- RECORDS TO PROCESS:
..........
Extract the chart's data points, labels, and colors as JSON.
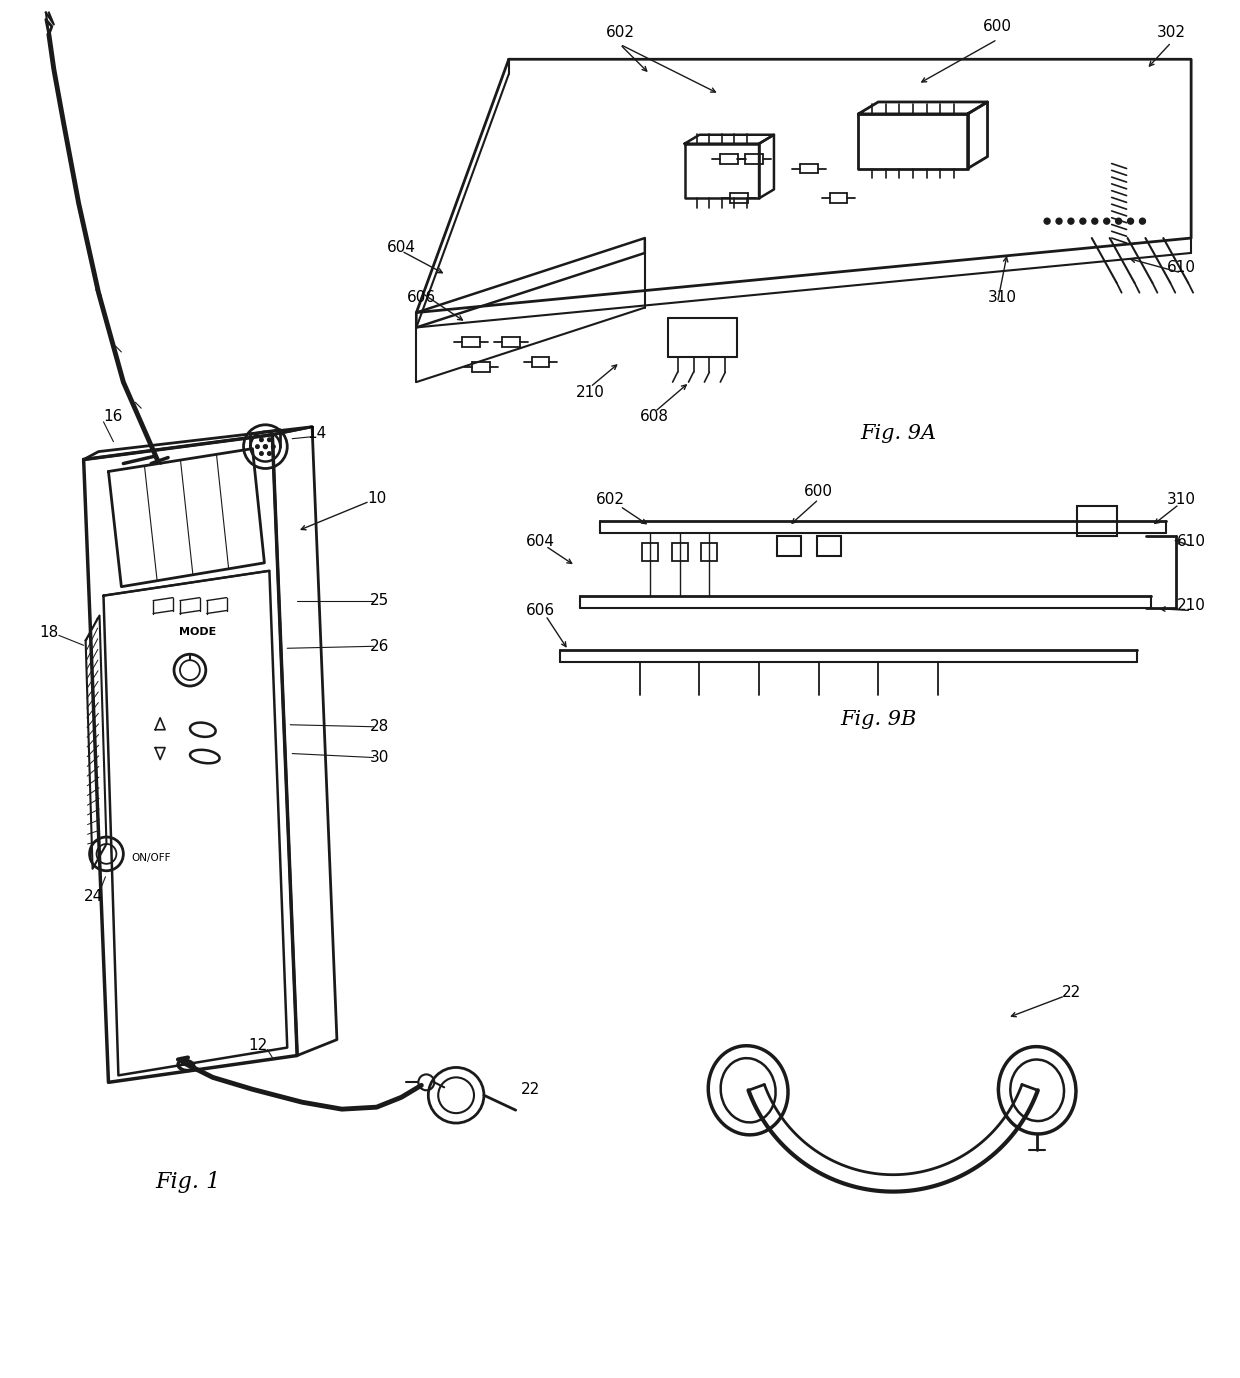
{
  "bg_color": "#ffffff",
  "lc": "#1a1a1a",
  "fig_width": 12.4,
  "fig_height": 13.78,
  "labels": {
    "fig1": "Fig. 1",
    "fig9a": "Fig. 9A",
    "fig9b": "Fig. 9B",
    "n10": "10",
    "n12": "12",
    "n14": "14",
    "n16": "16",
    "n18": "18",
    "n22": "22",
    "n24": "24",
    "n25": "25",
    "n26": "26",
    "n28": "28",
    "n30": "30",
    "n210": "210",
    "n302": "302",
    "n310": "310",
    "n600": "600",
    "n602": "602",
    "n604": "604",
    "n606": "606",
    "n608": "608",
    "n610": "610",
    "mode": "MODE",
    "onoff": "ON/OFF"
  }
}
..........
- PROBLEM DETAILS:
Determine how many lines in the records contain "labels", and reply with the number only.

- FINISHED ANSWER:
2